- _WHAT YOU WILL DO_: Drop the pictures, then extract the listing word for word.

- _SOURCE MATERIAL_:
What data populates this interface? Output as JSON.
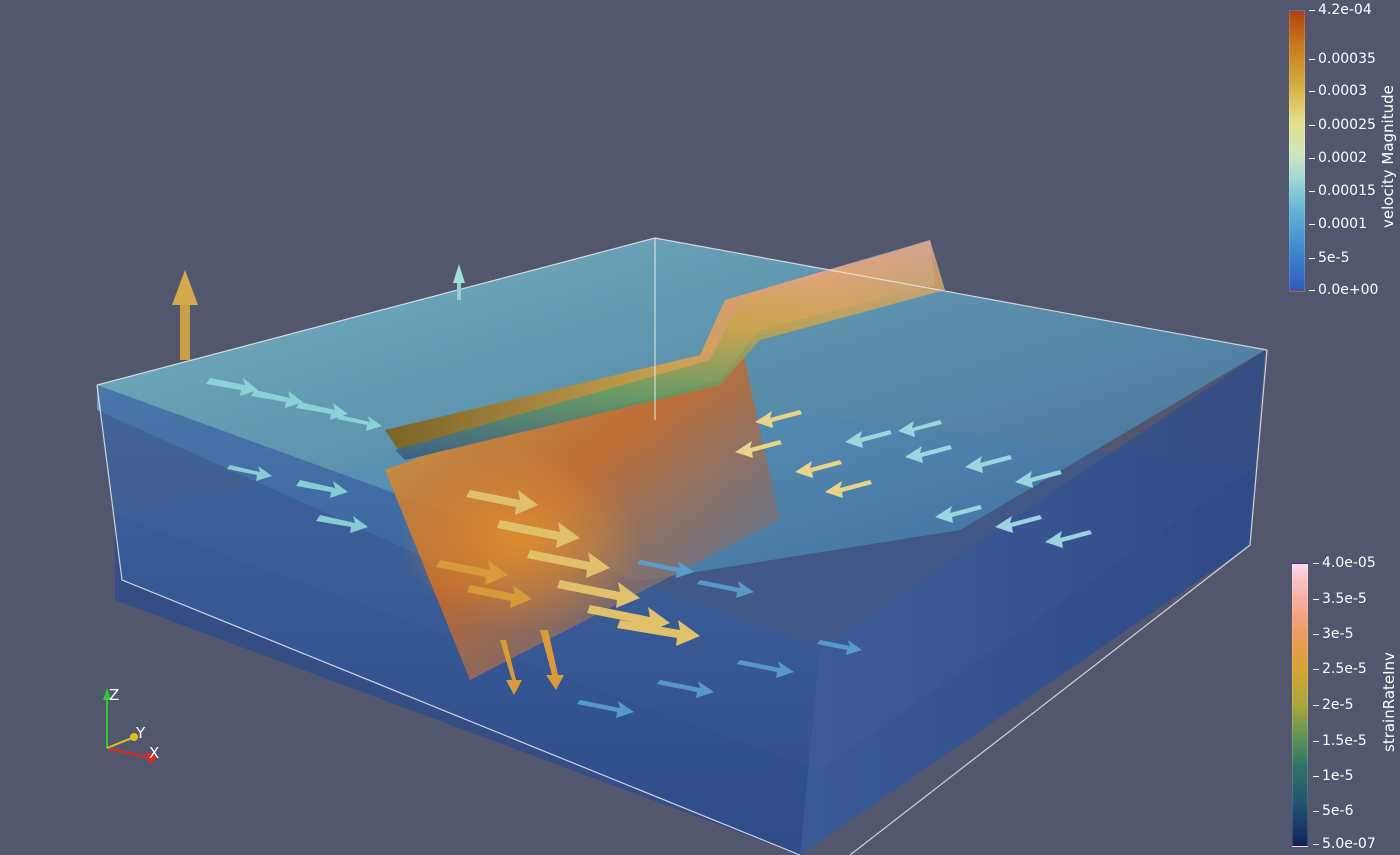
{
  "viewport": {
    "background": "#52576e"
  },
  "colorbars": {
    "velocity": {
      "title": "velocity Magnitude",
      "ticks": [
        "4.2e-04",
        "0.00035",
        "0.0003",
        "0.00025",
        "0.0002",
        "0.00015",
        "0.0001",
        "5e-5",
        "0.0e+00"
      ],
      "range": [
        0.0,
        0.00042
      ]
    },
    "strain": {
      "title": "strainRateInv",
      "ticks": [
        "4.0e-05",
        "3.5e-5",
        "3e-5",
        "2.5e-5",
        "2e-5",
        "1.5e-5",
        "1e-5",
        "5e-6",
        "5.0e-07"
      ],
      "range": [
        5e-07,
        4e-05
      ]
    }
  },
  "orientation_axes": {
    "z_label": "Z",
    "y_label": "Y",
    "x_label": "X",
    "colors": {
      "x": "#e8241e",
      "y": "#e0c020",
      "z": "#2ecc2e"
    }
  }
}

- _TASK OUTPUT_:
What data populates this interface? Output as JSON.
{
  "viewport": {
    "background": "#52576e"
  },
  "colorbars": {
    "velocity": {
      "title": "velocity Magnitude",
      "ticks": [
        "4.2e-04",
        "0.00035",
        "0.0003",
        "0.00025",
        "0.0002",
        "0.00015",
        "0.0001",
        "5e-5",
        "0.0e+00"
      ],
      "range": [
        0.0,
        0.00042
      ]
    },
    "strain": {
      "title": "strainRateInv",
      "ticks": [
        "4.0e-05",
        "3.5e-5",
        "3e-5",
        "2.5e-5",
        "2e-5",
        "1.5e-5",
        "1e-5",
        "5e-6",
        "5.0e-07"
      ],
      "range": [
        5e-07,
        4e-05
      ]
    }
  },
  "orientation_axes": {
    "z_label": "Z",
    "y_label": "Y",
    "x_label": "X",
    "colors": {
      "x": "#e8241e",
      "y": "#e0c020",
      "z": "#2ecc2e"
    }
  }
}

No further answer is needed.